> [Exercise objective]:
How many lines of these entries hold the string "Identity"? Answer with the number alone.

(Data entries for graphics)
[start]

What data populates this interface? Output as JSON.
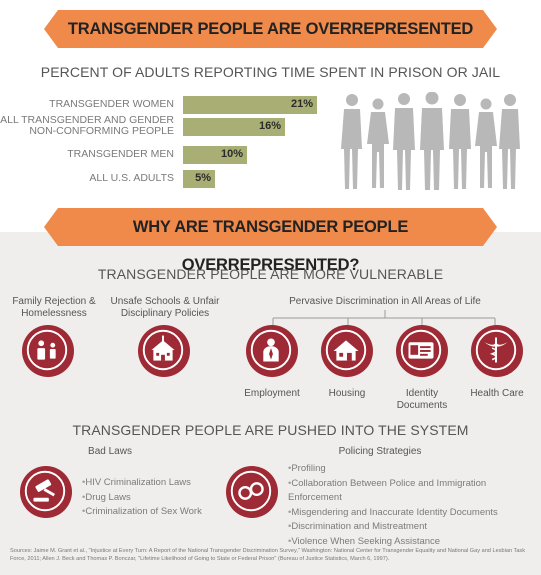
{
  "banner1": "TRANSGENDER PEOPLE ARE OVERREPRESENTED",
  "chart_title": "PERCENT OF ADULTS REPORTING TIME SPENT IN PRISON OR JAIL",
  "chart_data": {
    "type": "bar",
    "categories": [
      "TRANSGENDER WOMEN",
      "ALL TRANSGENDER AND GENDER NON-CONFORMING PEOPLE",
      "TRANSGENDER MEN",
      "ALL U.S. ADULTS"
    ],
    "categories_display": [
      [
        "TRANSGENDER WOMEN"
      ],
      [
        "ALL TRANSGENDER AND GENDER",
        "NON-CONFORMING PEOPLE"
      ],
      [
        "TRANSGENDER MEN"
      ],
      [
        "ALL U.S. ADULTS"
      ]
    ],
    "values": [
      21,
      16,
      10,
      5
    ],
    "value_labels": [
      "21%",
      "16%",
      "10%",
      "5%"
    ],
    "title": "PERCENT OF ADULTS REPORTING TIME SPENT IN PRISON OR JAIL",
    "orientation": "horizontal",
    "xlim": [
      0,
      21
    ],
    "bar_color": "#a9ae74"
  },
  "banner2": "WHY ARE TRANSGENDER PEOPLE OVERREPRESENTED?",
  "vulnerable": {
    "heading": "TRANSGENDER PEOPLE ARE MORE VULNERABLE",
    "family": [
      "Family Rejection &",
      "Homelessness"
    ],
    "schools": [
      "Unsafe Schools & Unfair",
      "Disciplinary Policies"
    ],
    "pervasive": "Pervasive Discrimination in All Areas of Life",
    "areas": [
      "Employment",
      "Housing",
      "Identity Documents",
      "Health Care"
    ]
  },
  "pushed": {
    "heading": "TRANSGENDER PEOPLE ARE PUSHED INTO THE SYSTEM",
    "bad_laws_title": "Bad Laws",
    "bad_laws": [
      "HIV Criminalization Laws",
      "Drug Laws",
      "Criminalization of Sex Work"
    ],
    "policing_title": "Policing Strategies",
    "policing": [
      "Profiling",
      "Collaboration Between Police and Immigration Enforcement",
      "Misgendering and Inaccurate Identity Documents",
      "Discrimination and Mistreatment",
      "Violence When Seeking Assistance"
    ]
  },
  "sources": "Sources: Jaime M. Grant et al., \"Injustice at Every Turn: A Report of the National Transgender Discrimination Survey,\" Washington: National Center for Transgender Equality and National Gay and Lesbian Task Force, 2011; Allen J. Beck and Thomas P. Bonczar, \"Lifetime Likelihood of Going to State or Federal Prison\" (Bureau of Justice Statistics, March 6, 1997).",
  "colors": {
    "banner": "#f08a4b",
    "icon": "#9e2a35",
    "people": "#b8b8b8",
    "background_lower": "#efeeec"
  }
}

[end]

> [Complete response]:
2